• Dataset excerpts
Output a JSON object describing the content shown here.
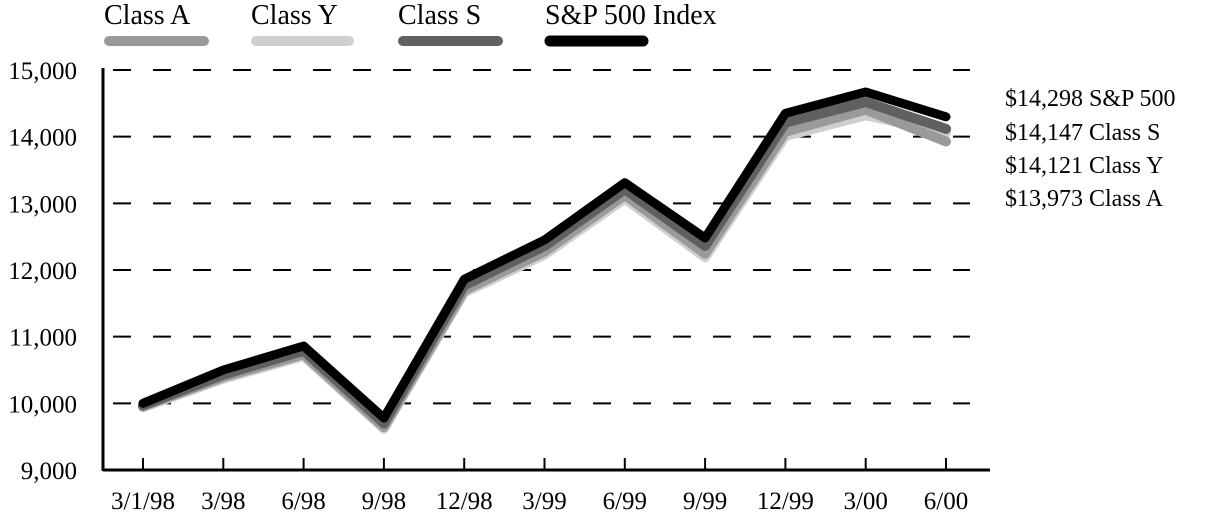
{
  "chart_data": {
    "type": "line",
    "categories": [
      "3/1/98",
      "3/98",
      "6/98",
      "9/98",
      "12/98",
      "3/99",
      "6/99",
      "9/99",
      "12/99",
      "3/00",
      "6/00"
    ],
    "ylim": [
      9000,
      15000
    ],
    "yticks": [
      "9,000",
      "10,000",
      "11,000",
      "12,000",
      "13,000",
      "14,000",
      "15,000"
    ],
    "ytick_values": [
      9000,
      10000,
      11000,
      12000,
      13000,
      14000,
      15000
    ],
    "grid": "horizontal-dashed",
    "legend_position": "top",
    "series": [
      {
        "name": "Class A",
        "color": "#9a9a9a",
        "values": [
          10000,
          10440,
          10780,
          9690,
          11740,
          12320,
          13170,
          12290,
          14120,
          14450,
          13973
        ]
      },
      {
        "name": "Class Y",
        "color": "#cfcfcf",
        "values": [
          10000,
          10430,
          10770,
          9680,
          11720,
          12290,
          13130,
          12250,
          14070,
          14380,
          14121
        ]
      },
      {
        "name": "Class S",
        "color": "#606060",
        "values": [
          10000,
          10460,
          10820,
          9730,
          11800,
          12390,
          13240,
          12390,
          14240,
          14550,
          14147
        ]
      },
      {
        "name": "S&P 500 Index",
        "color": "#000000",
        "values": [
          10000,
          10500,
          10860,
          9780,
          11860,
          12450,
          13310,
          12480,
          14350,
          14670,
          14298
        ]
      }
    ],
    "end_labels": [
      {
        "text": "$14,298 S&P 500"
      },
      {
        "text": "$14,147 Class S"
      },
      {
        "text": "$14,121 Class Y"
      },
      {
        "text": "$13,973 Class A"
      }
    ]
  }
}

• The exercise
Show every line where the string "name" appears.

• Exercise output
        "name": "Class A",
        "name": "Class Y",
        "name": "Class S",
        "name": "S&P 500 Index",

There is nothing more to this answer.